Directions => Your task is to copy every line of the records below that contains "animals".

-- start --

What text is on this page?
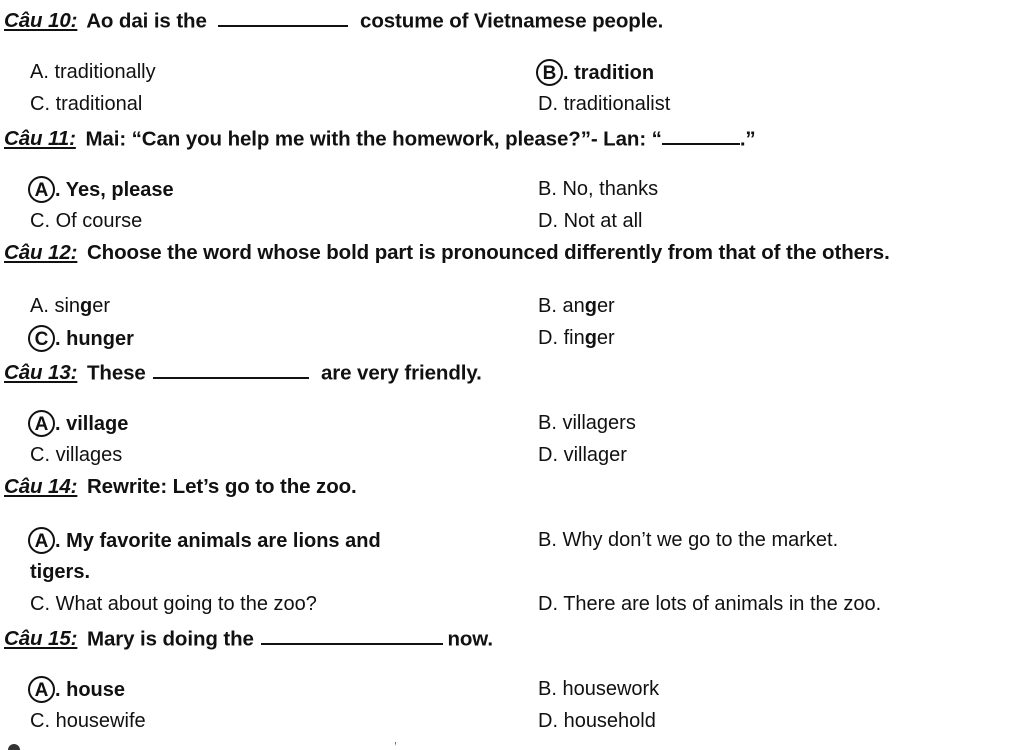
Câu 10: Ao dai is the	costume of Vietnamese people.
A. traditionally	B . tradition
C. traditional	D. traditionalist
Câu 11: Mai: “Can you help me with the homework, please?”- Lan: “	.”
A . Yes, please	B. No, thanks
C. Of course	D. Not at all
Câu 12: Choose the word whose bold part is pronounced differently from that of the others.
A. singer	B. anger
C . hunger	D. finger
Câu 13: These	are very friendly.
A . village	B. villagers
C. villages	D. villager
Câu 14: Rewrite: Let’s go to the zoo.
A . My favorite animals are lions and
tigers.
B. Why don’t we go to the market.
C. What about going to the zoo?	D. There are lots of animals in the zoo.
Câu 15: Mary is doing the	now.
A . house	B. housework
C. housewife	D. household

-- end --

Answer to this task =>
A . My favorite animals are lions and
C. What about going to the zoo?	D. There are lots of animals in the zoo.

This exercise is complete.